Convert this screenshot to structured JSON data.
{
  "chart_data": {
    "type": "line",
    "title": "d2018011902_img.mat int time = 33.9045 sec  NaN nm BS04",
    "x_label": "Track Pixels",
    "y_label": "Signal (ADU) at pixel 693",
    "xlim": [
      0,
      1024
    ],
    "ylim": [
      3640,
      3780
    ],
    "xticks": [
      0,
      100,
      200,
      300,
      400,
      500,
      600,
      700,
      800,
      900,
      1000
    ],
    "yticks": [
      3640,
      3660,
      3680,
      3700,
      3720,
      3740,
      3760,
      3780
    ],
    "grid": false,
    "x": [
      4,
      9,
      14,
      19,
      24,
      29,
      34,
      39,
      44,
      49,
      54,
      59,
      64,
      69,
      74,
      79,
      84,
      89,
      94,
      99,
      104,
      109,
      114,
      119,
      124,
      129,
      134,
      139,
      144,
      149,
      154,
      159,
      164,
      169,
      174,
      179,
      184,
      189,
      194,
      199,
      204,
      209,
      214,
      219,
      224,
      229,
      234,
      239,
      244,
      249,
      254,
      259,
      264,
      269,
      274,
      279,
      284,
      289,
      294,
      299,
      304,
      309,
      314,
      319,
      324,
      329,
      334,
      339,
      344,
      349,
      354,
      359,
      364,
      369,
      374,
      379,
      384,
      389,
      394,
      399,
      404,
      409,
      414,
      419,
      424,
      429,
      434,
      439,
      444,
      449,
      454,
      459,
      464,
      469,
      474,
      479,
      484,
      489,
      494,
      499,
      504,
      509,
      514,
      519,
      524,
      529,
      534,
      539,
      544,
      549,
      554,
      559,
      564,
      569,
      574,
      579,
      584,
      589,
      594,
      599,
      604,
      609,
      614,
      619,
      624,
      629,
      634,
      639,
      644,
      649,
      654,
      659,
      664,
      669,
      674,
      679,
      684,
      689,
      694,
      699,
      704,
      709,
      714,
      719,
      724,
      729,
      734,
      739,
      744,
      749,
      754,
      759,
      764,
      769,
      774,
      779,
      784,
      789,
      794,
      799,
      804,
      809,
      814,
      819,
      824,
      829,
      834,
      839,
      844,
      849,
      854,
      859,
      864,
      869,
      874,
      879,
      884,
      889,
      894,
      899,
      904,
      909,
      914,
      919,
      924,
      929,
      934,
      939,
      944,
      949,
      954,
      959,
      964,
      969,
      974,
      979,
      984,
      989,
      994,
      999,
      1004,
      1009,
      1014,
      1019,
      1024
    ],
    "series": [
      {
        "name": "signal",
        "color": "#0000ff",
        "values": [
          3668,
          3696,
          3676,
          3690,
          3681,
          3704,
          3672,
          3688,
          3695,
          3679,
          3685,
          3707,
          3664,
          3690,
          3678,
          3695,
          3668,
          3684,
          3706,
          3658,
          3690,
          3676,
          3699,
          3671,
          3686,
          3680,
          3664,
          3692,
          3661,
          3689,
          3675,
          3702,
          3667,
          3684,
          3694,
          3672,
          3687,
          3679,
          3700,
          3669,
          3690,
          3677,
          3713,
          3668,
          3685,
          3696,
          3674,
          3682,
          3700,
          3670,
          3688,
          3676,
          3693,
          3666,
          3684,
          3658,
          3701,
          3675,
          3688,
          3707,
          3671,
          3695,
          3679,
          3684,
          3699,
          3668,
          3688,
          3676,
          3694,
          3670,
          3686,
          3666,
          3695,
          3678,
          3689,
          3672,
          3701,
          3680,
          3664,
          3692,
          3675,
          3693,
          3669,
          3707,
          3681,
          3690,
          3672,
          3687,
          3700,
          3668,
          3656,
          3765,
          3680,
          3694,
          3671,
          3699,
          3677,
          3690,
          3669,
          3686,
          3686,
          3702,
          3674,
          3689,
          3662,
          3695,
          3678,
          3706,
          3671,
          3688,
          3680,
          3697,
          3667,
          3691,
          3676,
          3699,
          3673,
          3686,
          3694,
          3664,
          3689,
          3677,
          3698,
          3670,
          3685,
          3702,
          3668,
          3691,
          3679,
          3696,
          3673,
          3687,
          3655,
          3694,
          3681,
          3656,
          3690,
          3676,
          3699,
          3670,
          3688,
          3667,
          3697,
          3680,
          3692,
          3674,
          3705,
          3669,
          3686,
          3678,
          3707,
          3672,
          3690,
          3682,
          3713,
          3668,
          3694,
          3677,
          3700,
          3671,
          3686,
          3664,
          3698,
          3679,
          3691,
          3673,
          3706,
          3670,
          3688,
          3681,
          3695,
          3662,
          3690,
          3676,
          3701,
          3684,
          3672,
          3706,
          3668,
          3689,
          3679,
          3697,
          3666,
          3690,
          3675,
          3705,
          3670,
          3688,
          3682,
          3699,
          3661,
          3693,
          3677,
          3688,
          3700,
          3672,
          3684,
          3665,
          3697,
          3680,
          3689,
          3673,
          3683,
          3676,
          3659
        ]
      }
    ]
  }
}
......
Objective:
Write out every entry verbatim.

Solution below:
Convert this screenshot to structured JSON data.
{
  "chart_data": {
    "type": "line",
    "title": "d2018011902_img.mat int time = 33.9045 sec  NaN nm BS04",
    "x_label": "Track Pixels",
    "y_label": "Signal (ADU) at pixel 693",
    "xlim": [
      0,
      1024
    ],
    "ylim": [
      3640,
      3780
    ],
    "xticks": [
      0,
      100,
      200,
      300,
      400,
      500,
      600,
      700,
      800,
      900,
      1000
    ],
    "yticks": [
      3640,
      3660,
      3680,
      3700,
      3720,
      3740,
      3760,
      3780
    ],
    "grid": false,
    "x": [
      4,
      9,
      14,
      19,
      24,
      29,
      34,
      39,
      44,
      49,
      54,
      59,
      64,
      69,
      74,
      79,
      84,
      89,
      94,
      99,
      104,
      109,
      114,
      119,
      124,
      129,
      134,
      139,
      144,
      149,
      154,
      159,
      164,
      169,
      174,
      179,
      184,
      189,
      194,
      199,
      204,
      209,
      214,
      219,
      224,
      229,
      234,
      239,
      244,
      249,
      254,
      259,
      264,
      269,
      274,
      279,
      284,
      289,
      294,
      299,
      304,
      309,
      314,
      319,
      324,
      329,
      334,
      339,
      344,
      349,
      354,
      359,
      364,
      369,
      374,
      379,
      384,
      389,
      394,
      399,
      404,
      409,
      414,
      419,
      424,
      429,
      434,
      439,
      444,
      449,
      454,
      459,
      464,
      469,
      474,
      479,
      484,
      489,
      494,
      499,
      504,
      509,
      514,
      519,
      524,
      529,
      534,
      539,
      544,
      549,
      554,
      559,
      564,
      569,
      574,
      579,
      584,
      589,
      594,
      599,
      604,
      609,
      614,
      619,
      624,
      629,
      634,
      639,
      644,
      649,
      654,
      659,
      664,
      669,
      674,
      679,
      684,
      689,
      694,
      699,
      704,
      709,
      714,
      719,
      724,
      729,
      734,
      739,
      744,
      749,
      754,
      759,
      764,
      769,
      774,
      779,
      784,
      789,
      794,
      799,
      804,
      809,
      814,
      819,
      824,
      829,
      834,
      839,
      844,
      849,
      854,
      859,
      864,
      869,
      874,
      879,
      884,
      889,
      894,
      899,
      904,
      909,
      914,
      919,
      924,
      929,
      934,
      939,
      944,
      949,
      954,
      959,
      964,
      969,
      974,
      979,
      984,
      989,
      994,
      999,
      1004,
      1009,
      1014,
      1019,
      1024
    ],
    "series": [
      {
        "name": "signal",
        "color": "#0000ff",
        "values": [
          3668,
          3696,
          3676,
          3690,
          3681,
          3704,
          3672,
          3688,
          3695,
          3679,
          3685,
          3707,
          3664,
          3690,
          3678,
          3695,
          3668,
          3684,
          3706,
          3658,
          3690,
          3676,
          3699,
          3671,
          3686,
          3680,
          3664,
          3692,
          3661,
          3689,
          3675,
          3702,
          3667,
          3684,
          3694,
          3672,
          3687,
          3679,
          3700,
          3669,
          3690,
          3677,
          3713,
          3668,
          3685,
          3696,
          3674,
          3682,
          3700,
          3670,
          3688,
          3676,
          3693,
          3666,
          3684,
          3658,
          3701,
          3675,
          3688,
          3707,
          3671,
          3695,
          3679,
          3684,
          3699,
          3668,
          3688,
          3676,
          3694,
          3670,
          3686,
          3666,
          3695,
          3678,
          3689,
          3672,
          3701,
          3680,
          3664,
          3692,
          3675,
          3693,
          3669,
          3707,
          3681,
          3690,
          3672,
          3687,
          3700,
          3668,
          3656,
          3765,
          3680,
          3694,
          3671,
          3699,
          3677,
          3690,
          3669,
          3686,
          3686,
          3702,
          3674,
          3689,
          3662,
          3695,
          3678,
          3706,
          3671,
          3688,
          3680,
          3697,
          3667,
          3691,
          3676,
          3699,
          3673,
          3686,
          3694,
          3664,
          3689,
          3677,
          3698,
          3670,
          3685,
          3702,
          3668,
          3691,
          3679,
          3696,
          3673,
          3687,
          3655,
          3694,
          3681,
          3656,
          3690,
          3676,
          3699,
          3670,
          3688,
          3667,
          3697,
          3680,
          3692,
          3674,
          3705,
          3669,
          3686,
          3678,
          3707,
          3672,
          3690,
          3682,
          3713,
          3668,
          3694,
          3677,
          3700,
          3671,
          3686,
          3664,
          3698,
          3679,
          3691,
          3673,
          3706,
          3670,
          3688,
          3681,
          3695,
          3662,
          3690,
          3676,
          3701,
          3684,
          3672,
          3706,
          3668,
          3689,
          3679,
          3697,
          3666,
          3690,
          3675,
          3705,
          3670,
          3688,
          3682,
          3699,
          3661,
          3693,
          3677,
          3688,
          3700,
          3672,
          3684,
          3665,
          3697,
          3680,
          3689,
          3673,
          3683,
          3676,
          3659
        ]
      }
    ]
  }
}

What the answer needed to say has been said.